▼

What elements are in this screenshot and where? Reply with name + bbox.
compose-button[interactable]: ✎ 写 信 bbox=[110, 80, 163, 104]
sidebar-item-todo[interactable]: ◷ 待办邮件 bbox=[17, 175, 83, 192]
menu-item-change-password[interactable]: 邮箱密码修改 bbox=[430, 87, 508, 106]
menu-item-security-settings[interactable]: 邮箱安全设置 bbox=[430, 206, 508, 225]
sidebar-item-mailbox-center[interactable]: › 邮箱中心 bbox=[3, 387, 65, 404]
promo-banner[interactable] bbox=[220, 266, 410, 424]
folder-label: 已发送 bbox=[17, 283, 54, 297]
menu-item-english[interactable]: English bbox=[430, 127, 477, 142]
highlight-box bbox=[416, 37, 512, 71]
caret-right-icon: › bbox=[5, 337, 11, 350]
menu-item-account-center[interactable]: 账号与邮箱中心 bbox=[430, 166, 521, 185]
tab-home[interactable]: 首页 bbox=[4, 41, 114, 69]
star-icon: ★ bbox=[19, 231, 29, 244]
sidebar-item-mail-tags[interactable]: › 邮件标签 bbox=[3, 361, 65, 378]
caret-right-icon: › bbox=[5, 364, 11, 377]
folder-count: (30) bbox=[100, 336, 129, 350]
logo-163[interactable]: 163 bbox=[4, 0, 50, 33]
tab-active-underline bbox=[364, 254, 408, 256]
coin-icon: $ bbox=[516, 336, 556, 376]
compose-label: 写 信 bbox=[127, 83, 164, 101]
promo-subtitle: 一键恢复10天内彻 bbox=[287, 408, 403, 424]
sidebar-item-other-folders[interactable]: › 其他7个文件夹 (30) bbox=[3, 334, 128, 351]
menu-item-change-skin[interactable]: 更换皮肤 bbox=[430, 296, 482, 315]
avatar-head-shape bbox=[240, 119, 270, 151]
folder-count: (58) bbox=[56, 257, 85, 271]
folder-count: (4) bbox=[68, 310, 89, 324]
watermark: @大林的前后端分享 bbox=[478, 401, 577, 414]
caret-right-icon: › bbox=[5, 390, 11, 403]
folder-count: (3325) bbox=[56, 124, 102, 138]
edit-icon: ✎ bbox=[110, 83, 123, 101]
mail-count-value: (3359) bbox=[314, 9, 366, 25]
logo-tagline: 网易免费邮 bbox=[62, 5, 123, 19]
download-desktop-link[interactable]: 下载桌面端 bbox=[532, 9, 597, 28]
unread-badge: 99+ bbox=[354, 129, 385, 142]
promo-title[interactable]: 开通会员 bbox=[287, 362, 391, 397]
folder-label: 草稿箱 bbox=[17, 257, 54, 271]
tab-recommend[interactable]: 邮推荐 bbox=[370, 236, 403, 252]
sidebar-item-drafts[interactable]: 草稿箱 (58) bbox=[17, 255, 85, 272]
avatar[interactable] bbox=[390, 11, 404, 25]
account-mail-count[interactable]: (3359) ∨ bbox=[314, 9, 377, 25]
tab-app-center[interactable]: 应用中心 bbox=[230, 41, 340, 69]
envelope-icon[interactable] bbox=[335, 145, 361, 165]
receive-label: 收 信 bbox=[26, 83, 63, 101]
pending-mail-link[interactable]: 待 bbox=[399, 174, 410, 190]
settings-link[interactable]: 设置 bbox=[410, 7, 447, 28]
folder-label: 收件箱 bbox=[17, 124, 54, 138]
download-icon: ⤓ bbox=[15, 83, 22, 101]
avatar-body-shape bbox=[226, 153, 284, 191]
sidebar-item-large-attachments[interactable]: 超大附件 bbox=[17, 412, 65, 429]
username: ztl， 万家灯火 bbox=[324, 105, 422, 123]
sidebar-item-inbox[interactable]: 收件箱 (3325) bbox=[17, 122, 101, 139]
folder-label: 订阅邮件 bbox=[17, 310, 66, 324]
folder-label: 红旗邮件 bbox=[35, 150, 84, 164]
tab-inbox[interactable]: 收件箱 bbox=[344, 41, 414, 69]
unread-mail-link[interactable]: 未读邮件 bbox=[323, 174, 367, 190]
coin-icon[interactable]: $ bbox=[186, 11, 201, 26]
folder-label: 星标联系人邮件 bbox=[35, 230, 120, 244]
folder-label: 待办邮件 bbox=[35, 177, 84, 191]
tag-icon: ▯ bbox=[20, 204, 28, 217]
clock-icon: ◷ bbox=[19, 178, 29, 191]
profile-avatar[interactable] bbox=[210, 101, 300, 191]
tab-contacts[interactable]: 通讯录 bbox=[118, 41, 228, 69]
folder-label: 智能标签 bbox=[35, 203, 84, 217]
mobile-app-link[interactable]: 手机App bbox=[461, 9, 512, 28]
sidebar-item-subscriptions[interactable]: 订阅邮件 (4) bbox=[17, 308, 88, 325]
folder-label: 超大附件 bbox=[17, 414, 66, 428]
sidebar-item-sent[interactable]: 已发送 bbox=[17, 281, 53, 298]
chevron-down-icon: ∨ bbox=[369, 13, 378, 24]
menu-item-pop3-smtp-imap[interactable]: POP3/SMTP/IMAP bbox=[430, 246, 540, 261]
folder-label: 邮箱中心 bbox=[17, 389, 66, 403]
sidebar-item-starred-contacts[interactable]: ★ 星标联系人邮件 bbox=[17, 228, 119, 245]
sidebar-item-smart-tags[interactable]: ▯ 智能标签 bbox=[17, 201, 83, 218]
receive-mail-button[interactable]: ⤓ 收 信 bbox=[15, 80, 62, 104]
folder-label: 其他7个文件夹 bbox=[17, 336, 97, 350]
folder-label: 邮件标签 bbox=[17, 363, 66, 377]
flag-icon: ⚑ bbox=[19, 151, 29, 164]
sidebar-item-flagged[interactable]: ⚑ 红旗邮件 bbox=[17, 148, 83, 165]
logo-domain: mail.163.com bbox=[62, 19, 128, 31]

▲

**To do:**
Copy every line of the items above character for character, with nothing added, dropped, or reordered.

**Answer to this task:**
What elements are in this screenshot and where? Reply with name + bbox.
compose-button[interactable]: ✎ 写 信 bbox=[110, 80, 163, 104]
sidebar-item-todo[interactable]: ◷ 待办邮件 bbox=[17, 175, 83, 192]
menu-item-change-password[interactable]: 邮箱密码修改 bbox=[430, 87, 508, 106]
menu-item-security-settings[interactable]: 邮箱安全设置 bbox=[430, 206, 508, 225]
sidebar-item-mailbox-center[interactable]: › 邮箱中心 bbox=[3, 387, 65, 404]
promo-banner[interactable] bbox=[220, 266, 410, 424]
folder-label: 已发送 bbox=[17, 283, 54, 297]
menu-item-english[interactable]: English bbox=[430, 127, 477, 142]
highlight-box bbox=[416, 37, 512, 71]
caret-right-icon: › bbox=[5, 337, 11, 350]
menu-item-account-center[interactable]: 账号与邮箱中心 bbox=[430, 166, 521, 185]
tab-home[interactable]: 首页 bbox=[4, 41, 114, 69]
star-icon: ★ bbox=[19, 231, 29, 244]
sidebar-item-mail-tags[interactable]: › 邮件标签 bbox=[3, 361, 65, 378]
caret-right-icon: › bbox=[5, 364, 11, 377]
folder-count: (30) bbox=[100, 336, 129, 350]
logo-163[interactable]: 163 bbox=[4, 0, 50, 33]
tab-active-underline bbox=[364, 254, 408, 256]
coin-icon: $ bbox=[516, 336, 556, 376]
compose-label: 写 信 bbox=[127, 83, 164, 101]
promo-subtitle: 一键恢复10天内彻 bbox=[287, 408, 403, 424]
sidebar-item-other-folders[interactable]: › 其他7个文件夹 (30) bbox=[3, 334, 128, 351]
menu-item-change-skin[interactable]: 更换皮肤 bbox=[430, 296, 482, 315]
avatar-head-shape bbox=[240, 119, 270, 151]
folder-count: (58) bbox=[56, 257, 85, 271]
folder-count: (4) bbox=[68, 310, 89, 324]
watermark: @大林的前后端分享 bbox=[478, 401, 577, 414]
caret-right-icon: › bbox=[5, 390, 11, 403]
folder-count: (3325) bbox=[56, 124, 102, 138]
edit-icon: ✎ bbox=[110, 83, 123, 101]
mail-count-value: (3359) bbox=[314, 9, 366, 25]
logo-tagline: 网易免费邮 bbox=[62, 5, 123, 19]
download-desktop-link[interactable]: 下载桌面端 bbox=[532, 9, 597, 28]
unread-badge: 99+ bbox=[354, 129, 385, 142]
promo-title[interactable]: 开通会员 bbox=[287, 362, 391, 397]
folder-label: 草稿箱 bbox=[17, 257, 54, 271]
tab-recommend[interactable]: 邮推荐 bbox=[370, 236, 403, 252]
sidebar-item-drafts[interactable]: 草稿箱 (58) bbox=[17, 255, 85, 272]
avatar[interactable] bbox=[390, 11, 404, 25]
account-mail-count[interactable]: (3359) ∨ bbox=[314, 9, 377, 25]
tab-app-center[interactable]: 应用中心 bbox=[230, 41, 340, 69]
envelope-icon[interactable] bbox=[335, 145, 361, 165]
receive-label: 收 信 bbox=[26, 83, 63, 101]
pending-mail-link[interactable]: 待 bbox=[399, 174, 410, 190]
settings-link[interactable]: 设置 bbox=[410, 7, 447, 28]
folder-label: 收件箱 bbox=[17, 124, 54, 138]
download-icon: ⤓ bbox=[15, 83, 22, 101]
avatar-body-shape bbox=[226, 153, 284, 191]
sidebar-item-large-attachments[interactable]: 超大附件 bbox=[17, 412, 65, 429]
username: ztl， 万家灯火 bbox=[324, 105, 422, 123]
sidebar-item-inbox[interactable]: 收件箱 (3325) bbox=[17, 122, 101, 139]
folder-label: 订阅邮件 bbox=[17, 310, 66, 324]
folder-label: 红旗邮件 bbox=[35, 150, 84, 164]
tab-inbox[interactable]: 收件箱 bbox=[344, 41, 414, 69]
unread-mail-link[interactable]: 未读邮件 bbox=[323, 174, 367, 190]
coin-icon[interactable]: $ bbox=[186, 11, 201, 26]
folder-label: 星标联系人邮件 bbox=[35, 230, 120, 244]
folder-label: 待办邮件 bbox=[35, 177, 84, 191]
tag-icon: ▯ bbox=[20, 204, 28, 217]
clock-icon: ◷ bbox=[19, 178, 29, 191]
profile-avatar[interactable] bbox=[210, 101, 300, 191]
tab-contacts[interactable]: 通讯录 bbox=[118, 41, 228, 69]
folder-label: 智能标签 bbox=[35, 203, 84, 217]
mobile-app-link[interactable]: 手机App bbox=[461, 9, 512, 28]
sidebar-item-subscriptions[interactable]: 订阅邮件 (4) bbox=[17, 308, 88, 325]
folder-label: 超大附件 bbox=[17, 414, 66, 428]
sidebar-item-sent[interactable]: 已发送 bbox=[17, 281, 53, 298]
chevron-down-icon: ∨ bbox=[369, 13, 378, 24]
menu-item-pop3-smtp-imap[interactable]: POP3/SMTP/IMAP bbox=[430, 246, 540, 261]
folder-label: 邮箱中心 bbox=[17, 389, 66, 403]
sidebar-item-starred-contacts[interactable]: ★ 星标联系人邮件 bbox=[17, 228, 119, 245]
sidebar-item-smart-tags[interactable]: ▯ 智能标签 bbox=[17, 201, 83, 218]
receive-mail-button[interactable]: ⤓ 收 信 bbox=[15, 80, 62, 104]
folder-label: 其他7个文件夹 bbox=[17, 336, 97, 350]
folder-label: 邮件标签 bbox=[17, 363, 66, 377]
flag-icon: ⚑ bbox=[19, 151, 29, 164]
sidebar-item-flagged[interactable]: ⚑ 红旗邮件 bbox=[17, 148, 83, 165]
logo-domain: mail.163.com bbox=[62, 19, 128, 31]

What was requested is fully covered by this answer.